GIVEN DATA:
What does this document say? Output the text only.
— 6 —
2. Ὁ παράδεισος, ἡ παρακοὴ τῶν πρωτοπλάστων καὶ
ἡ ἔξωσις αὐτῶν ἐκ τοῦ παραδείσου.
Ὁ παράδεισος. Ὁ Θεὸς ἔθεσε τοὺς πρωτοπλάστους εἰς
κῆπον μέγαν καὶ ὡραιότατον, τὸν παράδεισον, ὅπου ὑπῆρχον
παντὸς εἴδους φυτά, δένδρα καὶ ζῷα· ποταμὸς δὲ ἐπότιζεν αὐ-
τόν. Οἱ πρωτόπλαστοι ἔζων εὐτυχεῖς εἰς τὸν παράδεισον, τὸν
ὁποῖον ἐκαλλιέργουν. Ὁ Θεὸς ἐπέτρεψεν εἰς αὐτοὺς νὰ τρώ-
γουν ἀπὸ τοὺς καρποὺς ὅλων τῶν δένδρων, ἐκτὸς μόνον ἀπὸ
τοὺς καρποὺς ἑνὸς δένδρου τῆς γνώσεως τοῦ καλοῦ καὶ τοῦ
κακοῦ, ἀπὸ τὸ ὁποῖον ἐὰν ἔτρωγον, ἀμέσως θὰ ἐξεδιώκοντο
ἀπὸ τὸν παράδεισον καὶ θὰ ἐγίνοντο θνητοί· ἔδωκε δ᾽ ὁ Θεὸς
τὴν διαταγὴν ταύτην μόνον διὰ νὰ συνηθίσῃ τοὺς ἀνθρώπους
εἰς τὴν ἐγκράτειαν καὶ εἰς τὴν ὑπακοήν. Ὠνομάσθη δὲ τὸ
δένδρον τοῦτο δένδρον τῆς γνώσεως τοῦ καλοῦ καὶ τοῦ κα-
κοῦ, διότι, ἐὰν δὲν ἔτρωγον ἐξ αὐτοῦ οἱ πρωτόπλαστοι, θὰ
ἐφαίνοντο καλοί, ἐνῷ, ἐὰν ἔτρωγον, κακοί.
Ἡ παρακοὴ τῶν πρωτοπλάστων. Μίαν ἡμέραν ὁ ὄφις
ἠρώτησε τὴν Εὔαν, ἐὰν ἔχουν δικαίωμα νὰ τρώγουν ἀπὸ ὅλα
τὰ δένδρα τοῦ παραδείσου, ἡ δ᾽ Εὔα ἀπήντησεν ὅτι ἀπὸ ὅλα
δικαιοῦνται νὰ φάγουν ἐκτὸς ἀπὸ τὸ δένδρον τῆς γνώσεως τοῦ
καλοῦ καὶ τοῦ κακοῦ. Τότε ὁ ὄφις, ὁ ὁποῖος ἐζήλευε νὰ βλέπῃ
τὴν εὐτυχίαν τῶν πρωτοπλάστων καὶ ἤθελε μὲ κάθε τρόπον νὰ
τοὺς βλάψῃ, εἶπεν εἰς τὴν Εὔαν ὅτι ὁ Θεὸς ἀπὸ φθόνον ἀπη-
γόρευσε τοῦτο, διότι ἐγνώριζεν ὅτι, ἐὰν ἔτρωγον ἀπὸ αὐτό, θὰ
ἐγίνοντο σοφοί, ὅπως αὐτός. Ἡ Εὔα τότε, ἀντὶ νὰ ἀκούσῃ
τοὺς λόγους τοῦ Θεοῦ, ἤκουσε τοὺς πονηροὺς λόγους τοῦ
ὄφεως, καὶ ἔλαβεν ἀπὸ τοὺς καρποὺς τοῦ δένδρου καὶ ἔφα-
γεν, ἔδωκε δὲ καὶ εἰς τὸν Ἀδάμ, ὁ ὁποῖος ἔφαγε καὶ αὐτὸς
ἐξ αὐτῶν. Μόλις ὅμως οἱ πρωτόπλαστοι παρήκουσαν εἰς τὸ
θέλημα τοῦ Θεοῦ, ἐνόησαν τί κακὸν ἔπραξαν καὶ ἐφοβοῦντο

--

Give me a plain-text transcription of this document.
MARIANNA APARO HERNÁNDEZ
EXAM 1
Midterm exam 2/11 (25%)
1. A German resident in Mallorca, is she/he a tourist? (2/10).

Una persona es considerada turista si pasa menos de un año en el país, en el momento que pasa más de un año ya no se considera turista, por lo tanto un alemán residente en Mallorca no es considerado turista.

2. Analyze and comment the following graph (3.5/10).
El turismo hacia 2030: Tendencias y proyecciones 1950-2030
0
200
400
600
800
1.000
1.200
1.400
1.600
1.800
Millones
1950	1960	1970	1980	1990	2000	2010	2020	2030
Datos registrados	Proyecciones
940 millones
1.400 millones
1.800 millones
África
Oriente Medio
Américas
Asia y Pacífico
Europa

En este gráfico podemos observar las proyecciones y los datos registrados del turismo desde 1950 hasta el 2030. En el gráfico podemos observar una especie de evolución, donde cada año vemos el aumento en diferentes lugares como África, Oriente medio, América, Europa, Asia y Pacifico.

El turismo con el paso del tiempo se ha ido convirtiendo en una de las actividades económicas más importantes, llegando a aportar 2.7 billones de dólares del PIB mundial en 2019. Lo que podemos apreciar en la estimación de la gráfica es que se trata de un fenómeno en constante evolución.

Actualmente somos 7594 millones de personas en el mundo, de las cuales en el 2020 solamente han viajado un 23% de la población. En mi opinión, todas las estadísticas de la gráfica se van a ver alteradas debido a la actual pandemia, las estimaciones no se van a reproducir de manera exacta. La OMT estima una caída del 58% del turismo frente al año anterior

EXERCISE INSTRUCTIONS: Pick out the lines containing the string "text".

ANSWER TO THE EXERCISE:
What does this document say? Output the text only.
Give me a plain-text transcription of this document.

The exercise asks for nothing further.